> Request
Each line of the listing that contains the word "icon" is to be copied.

Extracted records:
-- BEGIN --
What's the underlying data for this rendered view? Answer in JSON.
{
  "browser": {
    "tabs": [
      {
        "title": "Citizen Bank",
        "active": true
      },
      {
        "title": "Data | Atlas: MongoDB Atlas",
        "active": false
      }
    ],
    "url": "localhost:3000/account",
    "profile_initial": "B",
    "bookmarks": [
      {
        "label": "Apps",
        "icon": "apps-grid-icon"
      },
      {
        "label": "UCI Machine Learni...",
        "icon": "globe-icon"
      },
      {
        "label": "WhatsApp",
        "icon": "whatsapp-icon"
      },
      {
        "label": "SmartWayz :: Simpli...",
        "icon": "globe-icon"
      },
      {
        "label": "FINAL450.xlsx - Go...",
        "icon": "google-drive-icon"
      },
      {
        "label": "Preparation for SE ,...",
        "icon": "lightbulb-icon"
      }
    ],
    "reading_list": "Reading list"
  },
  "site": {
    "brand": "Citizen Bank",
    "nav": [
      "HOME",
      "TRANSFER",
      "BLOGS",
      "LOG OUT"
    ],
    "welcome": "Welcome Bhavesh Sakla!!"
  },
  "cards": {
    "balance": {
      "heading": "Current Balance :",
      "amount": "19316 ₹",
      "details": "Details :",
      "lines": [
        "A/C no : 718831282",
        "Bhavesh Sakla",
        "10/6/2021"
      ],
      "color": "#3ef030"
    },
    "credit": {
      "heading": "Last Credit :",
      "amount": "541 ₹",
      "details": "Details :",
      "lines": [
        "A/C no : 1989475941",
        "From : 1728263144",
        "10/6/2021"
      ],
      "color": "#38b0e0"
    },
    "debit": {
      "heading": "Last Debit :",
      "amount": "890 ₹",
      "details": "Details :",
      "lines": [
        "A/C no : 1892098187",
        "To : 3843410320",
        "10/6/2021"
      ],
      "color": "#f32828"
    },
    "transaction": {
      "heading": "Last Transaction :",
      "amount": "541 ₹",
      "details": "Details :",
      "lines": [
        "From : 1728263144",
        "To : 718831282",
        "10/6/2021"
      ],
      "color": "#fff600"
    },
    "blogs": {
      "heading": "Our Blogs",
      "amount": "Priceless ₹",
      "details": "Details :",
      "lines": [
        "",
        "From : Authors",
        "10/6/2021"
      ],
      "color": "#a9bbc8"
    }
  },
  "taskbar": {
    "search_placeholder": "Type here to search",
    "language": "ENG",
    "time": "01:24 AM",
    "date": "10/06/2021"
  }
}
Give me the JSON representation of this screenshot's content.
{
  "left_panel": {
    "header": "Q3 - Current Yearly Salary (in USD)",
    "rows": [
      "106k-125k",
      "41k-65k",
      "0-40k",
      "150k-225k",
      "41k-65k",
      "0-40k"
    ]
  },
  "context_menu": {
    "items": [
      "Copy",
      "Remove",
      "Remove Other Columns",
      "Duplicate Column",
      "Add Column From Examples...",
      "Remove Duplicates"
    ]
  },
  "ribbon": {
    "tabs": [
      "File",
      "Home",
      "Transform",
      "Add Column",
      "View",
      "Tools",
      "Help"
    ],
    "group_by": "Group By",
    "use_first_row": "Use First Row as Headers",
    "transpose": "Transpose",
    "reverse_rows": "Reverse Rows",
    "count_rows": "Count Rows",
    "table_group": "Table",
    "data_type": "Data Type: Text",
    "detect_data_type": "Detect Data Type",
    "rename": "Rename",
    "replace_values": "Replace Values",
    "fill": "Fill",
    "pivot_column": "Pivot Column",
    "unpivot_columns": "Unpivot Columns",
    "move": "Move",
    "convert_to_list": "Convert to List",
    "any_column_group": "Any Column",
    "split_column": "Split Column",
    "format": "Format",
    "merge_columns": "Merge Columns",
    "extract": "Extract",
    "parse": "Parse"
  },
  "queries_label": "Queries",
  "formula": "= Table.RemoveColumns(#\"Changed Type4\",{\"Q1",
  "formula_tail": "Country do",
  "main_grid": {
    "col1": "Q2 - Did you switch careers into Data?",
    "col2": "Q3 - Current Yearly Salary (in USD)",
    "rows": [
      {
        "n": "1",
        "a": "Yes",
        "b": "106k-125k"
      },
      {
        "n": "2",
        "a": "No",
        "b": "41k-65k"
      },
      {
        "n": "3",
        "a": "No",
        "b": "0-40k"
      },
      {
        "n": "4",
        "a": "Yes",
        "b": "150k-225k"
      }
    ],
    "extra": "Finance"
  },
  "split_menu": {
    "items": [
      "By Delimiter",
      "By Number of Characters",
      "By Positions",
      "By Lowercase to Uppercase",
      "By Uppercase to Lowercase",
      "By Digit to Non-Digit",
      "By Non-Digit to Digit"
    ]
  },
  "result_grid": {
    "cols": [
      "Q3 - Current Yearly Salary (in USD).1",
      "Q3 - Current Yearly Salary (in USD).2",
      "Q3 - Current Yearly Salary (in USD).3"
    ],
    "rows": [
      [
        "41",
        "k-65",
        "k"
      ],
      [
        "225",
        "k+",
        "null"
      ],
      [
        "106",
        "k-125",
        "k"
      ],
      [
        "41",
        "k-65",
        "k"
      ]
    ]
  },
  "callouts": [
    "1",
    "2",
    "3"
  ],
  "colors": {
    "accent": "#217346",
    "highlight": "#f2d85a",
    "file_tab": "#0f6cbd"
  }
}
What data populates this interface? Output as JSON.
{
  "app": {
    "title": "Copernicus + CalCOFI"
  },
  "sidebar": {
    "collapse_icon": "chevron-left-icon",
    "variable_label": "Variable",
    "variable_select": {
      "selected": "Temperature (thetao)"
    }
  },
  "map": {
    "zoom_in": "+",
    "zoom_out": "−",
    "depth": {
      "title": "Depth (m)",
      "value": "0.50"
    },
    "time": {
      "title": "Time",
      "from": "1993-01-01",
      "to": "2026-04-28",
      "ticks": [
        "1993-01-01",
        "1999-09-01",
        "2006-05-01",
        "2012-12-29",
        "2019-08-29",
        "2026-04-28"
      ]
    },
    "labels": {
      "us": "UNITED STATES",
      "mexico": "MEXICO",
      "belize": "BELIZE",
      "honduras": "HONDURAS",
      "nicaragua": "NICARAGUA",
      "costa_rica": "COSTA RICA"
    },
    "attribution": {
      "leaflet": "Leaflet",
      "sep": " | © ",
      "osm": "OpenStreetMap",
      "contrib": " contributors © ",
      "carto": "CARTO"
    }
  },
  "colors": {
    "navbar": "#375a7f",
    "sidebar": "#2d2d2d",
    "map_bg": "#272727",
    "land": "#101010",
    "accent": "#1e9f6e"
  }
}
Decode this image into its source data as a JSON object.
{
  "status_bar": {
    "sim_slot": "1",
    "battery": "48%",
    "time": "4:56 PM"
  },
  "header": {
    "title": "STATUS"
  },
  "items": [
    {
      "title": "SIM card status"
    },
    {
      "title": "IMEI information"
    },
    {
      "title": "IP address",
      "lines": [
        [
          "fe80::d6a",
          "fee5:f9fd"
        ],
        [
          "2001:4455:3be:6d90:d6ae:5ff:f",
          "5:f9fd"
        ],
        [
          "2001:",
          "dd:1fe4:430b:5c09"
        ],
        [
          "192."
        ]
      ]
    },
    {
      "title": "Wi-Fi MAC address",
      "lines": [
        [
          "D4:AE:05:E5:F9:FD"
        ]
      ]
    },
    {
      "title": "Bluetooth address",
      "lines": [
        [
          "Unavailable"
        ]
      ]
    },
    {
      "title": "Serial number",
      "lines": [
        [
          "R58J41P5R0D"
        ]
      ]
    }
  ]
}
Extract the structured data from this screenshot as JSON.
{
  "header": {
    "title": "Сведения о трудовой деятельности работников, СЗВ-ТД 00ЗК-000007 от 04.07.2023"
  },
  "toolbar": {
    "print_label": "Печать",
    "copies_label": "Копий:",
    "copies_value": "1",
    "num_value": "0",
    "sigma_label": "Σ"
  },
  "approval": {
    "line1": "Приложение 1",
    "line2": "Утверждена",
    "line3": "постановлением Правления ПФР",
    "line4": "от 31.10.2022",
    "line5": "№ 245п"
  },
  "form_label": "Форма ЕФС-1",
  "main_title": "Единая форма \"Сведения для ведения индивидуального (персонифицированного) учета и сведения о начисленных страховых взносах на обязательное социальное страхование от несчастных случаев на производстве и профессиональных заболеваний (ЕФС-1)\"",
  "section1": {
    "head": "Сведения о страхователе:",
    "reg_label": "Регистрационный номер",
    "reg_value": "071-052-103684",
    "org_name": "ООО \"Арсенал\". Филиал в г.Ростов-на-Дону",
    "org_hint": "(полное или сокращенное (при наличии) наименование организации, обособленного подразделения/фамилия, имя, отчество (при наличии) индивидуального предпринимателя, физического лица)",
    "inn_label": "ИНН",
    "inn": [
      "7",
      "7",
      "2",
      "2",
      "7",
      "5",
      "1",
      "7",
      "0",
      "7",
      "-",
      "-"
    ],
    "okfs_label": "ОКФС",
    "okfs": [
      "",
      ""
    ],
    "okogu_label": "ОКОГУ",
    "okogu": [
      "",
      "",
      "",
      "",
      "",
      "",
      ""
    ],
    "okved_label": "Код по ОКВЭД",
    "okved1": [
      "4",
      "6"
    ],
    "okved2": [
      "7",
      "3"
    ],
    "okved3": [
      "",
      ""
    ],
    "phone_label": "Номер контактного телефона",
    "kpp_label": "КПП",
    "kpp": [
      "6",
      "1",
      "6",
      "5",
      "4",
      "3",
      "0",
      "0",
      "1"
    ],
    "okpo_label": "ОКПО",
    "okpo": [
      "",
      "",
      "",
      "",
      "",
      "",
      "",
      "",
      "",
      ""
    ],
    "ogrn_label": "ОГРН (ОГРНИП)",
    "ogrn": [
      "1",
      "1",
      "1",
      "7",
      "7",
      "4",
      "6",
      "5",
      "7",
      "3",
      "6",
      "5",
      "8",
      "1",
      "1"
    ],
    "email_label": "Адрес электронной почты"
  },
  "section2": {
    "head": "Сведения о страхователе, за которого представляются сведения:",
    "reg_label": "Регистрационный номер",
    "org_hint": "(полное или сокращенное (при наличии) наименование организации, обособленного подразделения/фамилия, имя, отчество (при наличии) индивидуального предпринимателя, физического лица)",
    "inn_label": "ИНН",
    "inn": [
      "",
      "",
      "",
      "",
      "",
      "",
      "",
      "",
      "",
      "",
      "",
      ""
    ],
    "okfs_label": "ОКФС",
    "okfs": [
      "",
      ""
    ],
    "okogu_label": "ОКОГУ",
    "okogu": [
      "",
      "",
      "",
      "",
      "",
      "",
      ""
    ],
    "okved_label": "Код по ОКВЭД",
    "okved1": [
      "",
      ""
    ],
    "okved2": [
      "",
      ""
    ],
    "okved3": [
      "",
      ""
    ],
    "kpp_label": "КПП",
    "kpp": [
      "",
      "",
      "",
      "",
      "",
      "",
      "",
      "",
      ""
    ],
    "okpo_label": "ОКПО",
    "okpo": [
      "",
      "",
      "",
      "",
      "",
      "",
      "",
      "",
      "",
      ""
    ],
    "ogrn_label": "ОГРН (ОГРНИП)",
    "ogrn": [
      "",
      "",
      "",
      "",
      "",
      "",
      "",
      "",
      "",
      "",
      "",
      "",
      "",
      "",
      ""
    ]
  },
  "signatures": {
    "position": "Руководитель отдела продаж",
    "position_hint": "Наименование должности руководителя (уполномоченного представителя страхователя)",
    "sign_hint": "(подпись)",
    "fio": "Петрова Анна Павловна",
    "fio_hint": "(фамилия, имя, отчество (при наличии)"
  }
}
-- END --
> Answer for this exercise
        "icon": "apps-grid-icon"
        "icon": "globe-icon"
        "icon": "whatsapp-icon"
        "icon": "globe-icon"
        "icon": "google-drive-icon"
        "icon": "lightbulb-icon"
    "collapse_icon": "chevron-left-icon",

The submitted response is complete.